* start EXTRACTED INFORMATION *

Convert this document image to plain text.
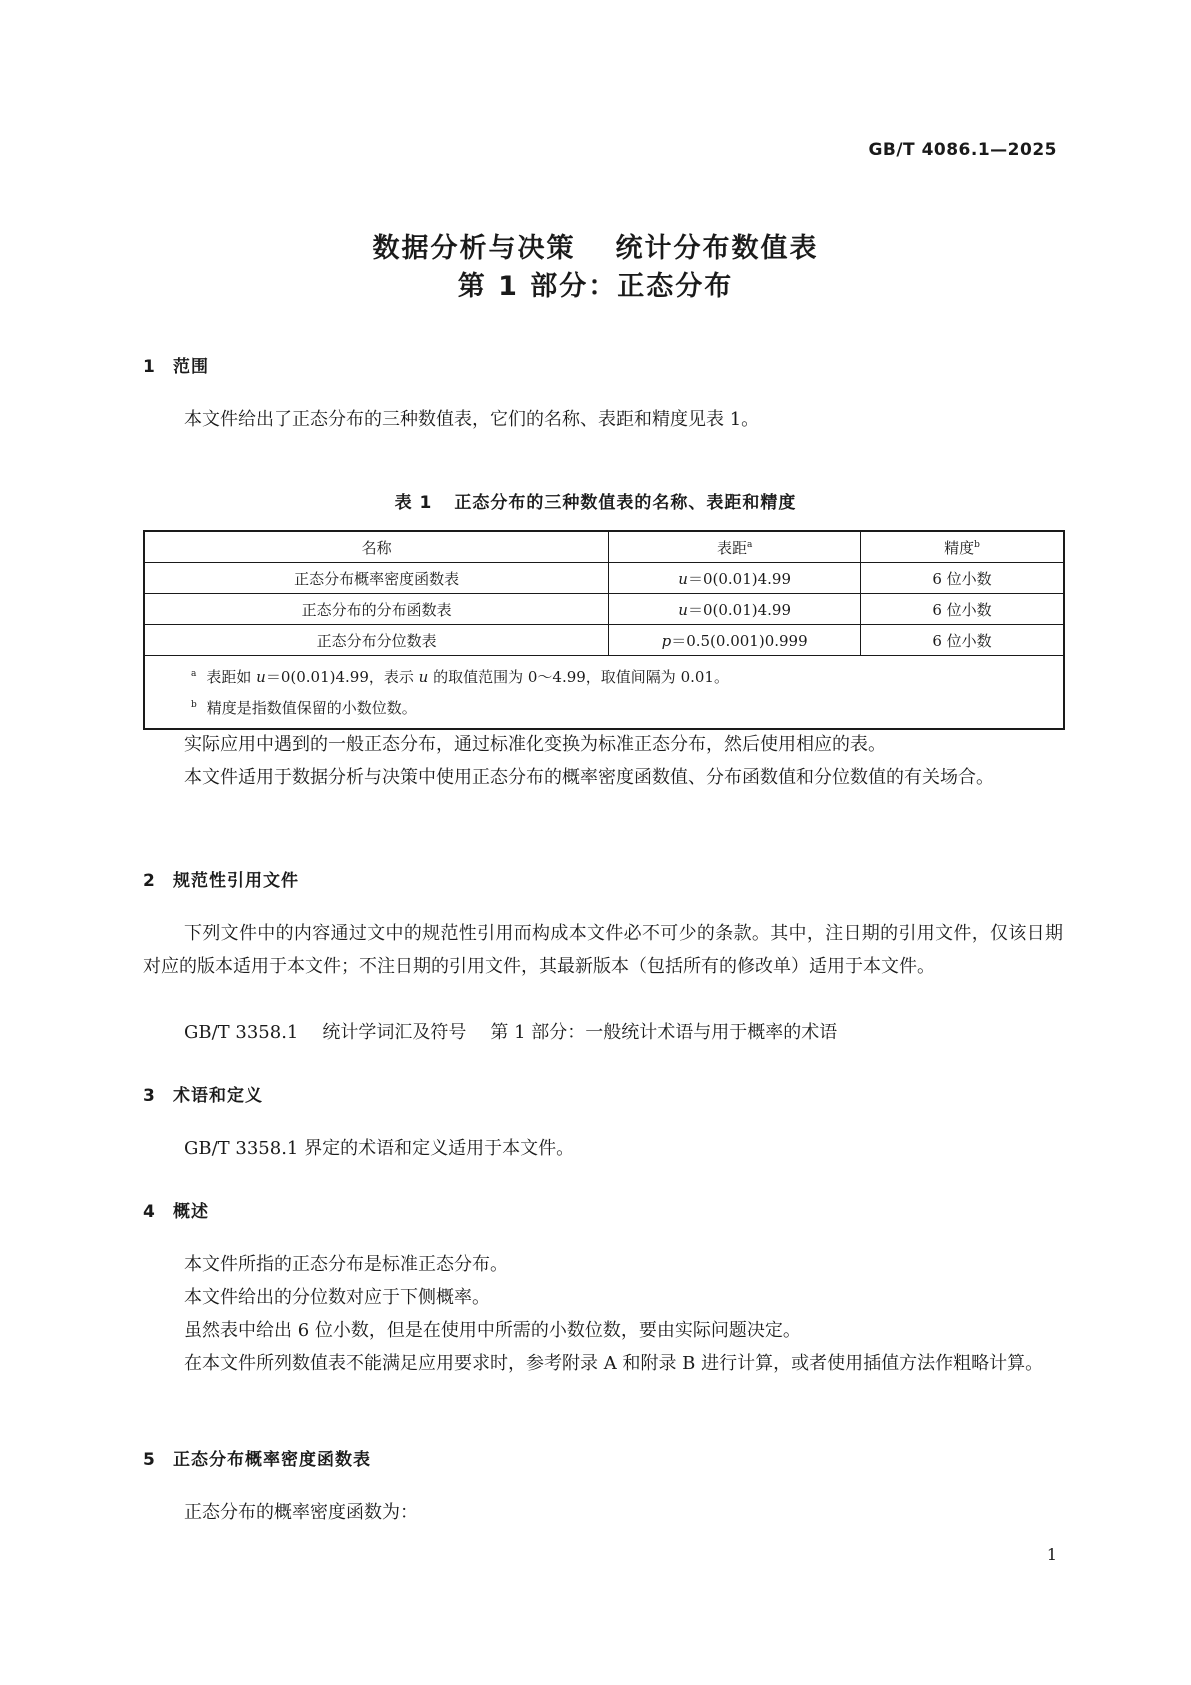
GB/T 4086.1—2025
数据分析与决策 统计分布数值表
第 1 部分：正态分布
1 范围
本文件给出了正态分布的三种数值表，它们的名称、表距和精度见表 1。
表 1 正态分布的三种数值表的名称、表距和精度
名称	表距$^a$	精度$^b$
正态分布概率密度函数表	u＝0(0.01)4.99	6 位小数
正态分布的分布函数表	u＝0(0.01)4.99	6 位小数
正态分布分位数表	p＝0.5(0.001)0.999	6 位小数

$^a$ 表距如 u＝0(0.01)4.99，表示 u 的取值范围为 0～4.99，取值间隔为 0.01。
$^b$ 精度是指数值保留的小数位数。		
实际应用中遇到的一般正态分布，通过标准化变换为标准正态分布，然后使用相应的表。
本文件适用于数据分析与决策中使用正态分布的概率密度函数值、分布函数值和分位数值的有关场合。
2 规范性引用文件
下列文件中的内容通过文中的规范性引用而构成本文件必不可少的条款。其中，注日期的引用文件，仅该日期对应的版本适用于本文件；不注日期的引用文件，其最新版本（包括所有的修改单）适用于本文件。
GB/T 3358.1 统计学词汇及符号 第 1 部分：一般统计术语与用于概率的术语
3 术语和定义
GB/T 3358.1 界定的术语和定义适用于本文件。
4 概述
本文件所指的正态分布是标准正态分布。
本文件给出的分位数对应于下侧概率。
虽然表中给出 6 位小数，但是在使用中所需的小数位数，要由实际问题决定。
在本文件所列数值表不能满足应用要求时，参考附录 A 和附录 B 进行计算，或者使用插值方法作粗略计算。
5 正态分布概率密度函数表
正态分布的概率密度函数为：
1
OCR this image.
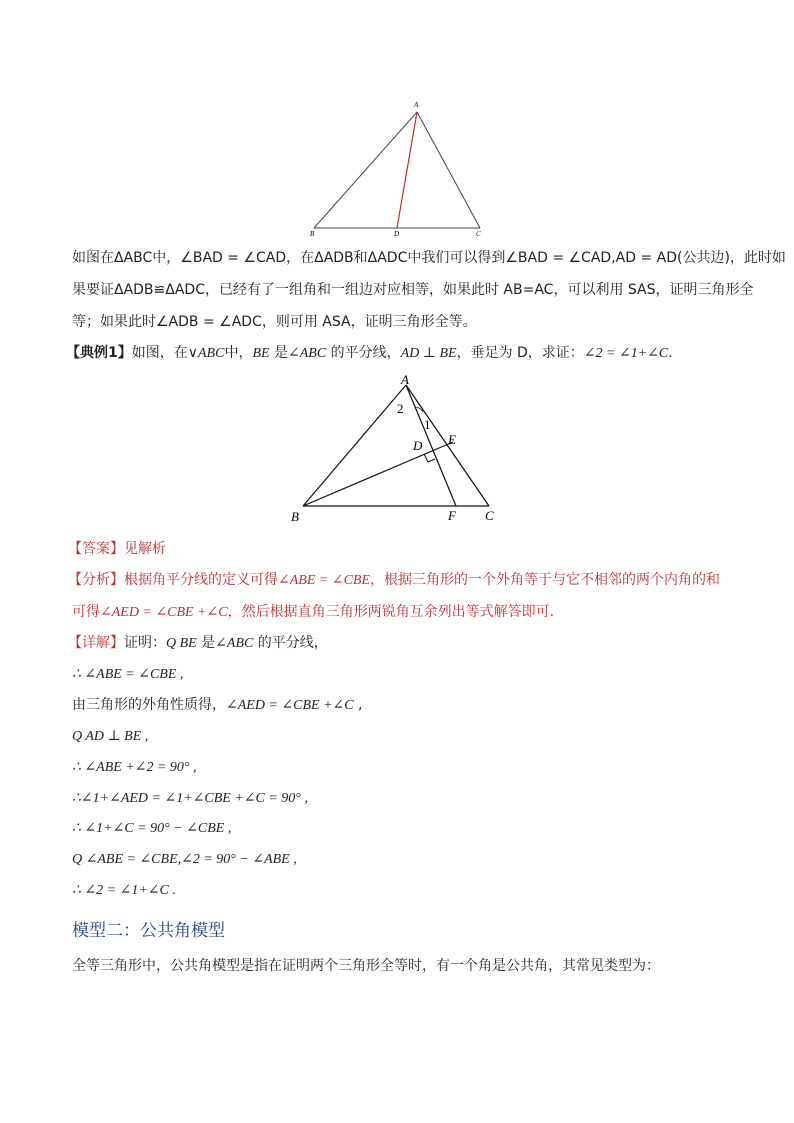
A
B	D	C
如图在ΔABC中，∠BAD = ∠CAD，在ΔADB和ΔADC中我们可以得到∠BAD = ∠CAD,AD = AD(公共边)，此时如
果要证ΔADB≌ΔADC，已经有了一组角和一组边对应相等，如果此时 AB=AC，可以利用 SAS，证明三角形全
等；如果此时∠ADB = ∠ADC，则可用 ASA，证明三角形全等。
【典例1】如图，在∨ABC中，BE 是∠ABC 的平分线，AD ⊥ BE，垂足为 D，求证：∠2 = ∠1+∠C.
A
2
1
D E
B	F C
【答案】见解析
【分析】根据角平分线的定义可得∠ABE = ∠CBE，根据三角形的一个外角等于与它不相邻的两个内角的和
可得∠AED = ∠CBE +∠C，然后根据直角三角形两锐角互余列出等式解答即可.
【详解】证明：Q BE 是∠ABC 的平分线，
∴ ∠ABE = ∠CBE ,
由三角形的外角性质得，∠AED = ∠CBE +∠C ,
Q AD ⊥ BE ,
∴ ∠ABE +∠2 = 90° ,
∴∠1+∠AED = ∠1+∠CBE +∠C = 90° ,
∴ ∠1+∠C = 90° − ∠CBE ,
Q ∠ABE = ∠CBE,∠2 = 90° − ∠ABE ,
∴ ∠2 = ∠1+∠C .
模型二：公共角模型
全等三角形中，公共角模型是指在证明两个三角形全等时，有一个角是公共角，其常见类型为：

* end EXTRACTED INFORMATION *

*WHAT IS REQUIRED*. Leave out the pictures, and extract exactly the lines from the one with "OCR this image." through the end of the records, both ends included.

*RESPONSE TO THIS TASK*.
OCR this image.
A
B	D	C
如图在ΔABC中，∠BAD = ∠CAD，在ΔADB和ΔADC中我们可以得到∠BAD = ∠CAD,AD = AD(公共边)，此时如
果要证ΔADB≌ΔADC，已经有了一组角和一组边对应相等，如果此时 AB=AC，可以利用 SAS，证明三角形全
等；如果此时∠ADB = ∠ADC，则可用 ASA，证明三角形全等。
【典例1】如图，在∨ABC中，BE 是∠ABC 的平分线，AD ⊥ BE，垂足为 D，求证：∠2 = ∠1+∠C.
A
2
1
D E
B	F C
【答案】见解析
【分析】根据角平分线的定义可得∠ABE = ∠CBE，根据三角形的一个外角等于与它不相邻的两个内角的和
可得∠AED = ∠CBE +∠C，然后根据直角三角形两锐角互余列出等式解答即可.
【详解】证明：Q BE 是∠ABC 的平分线，
∴ ∠ABE = ∠CBE ,
由三角形的外角性质得，∠AED = ∠CBE +∠C ,
Q AD ⊥ BE ,
∴ ∠ABE +∠2 = 90° ,
∴∠1+∠AED = ∠1+∠CBE +∠C = 90° ,
∴ ∠1+∠C = 90° − ∠CBE ,
Q ∠ABE = ∠CBE,∠2 = 90° − ∠ABE ,
∴ ∠2 = ∠1+∠C .
模型二：公共角模型
全等三角形中，公共角模型是指在证明两个三角形全等时，有一个角是公共角，其常见类型为：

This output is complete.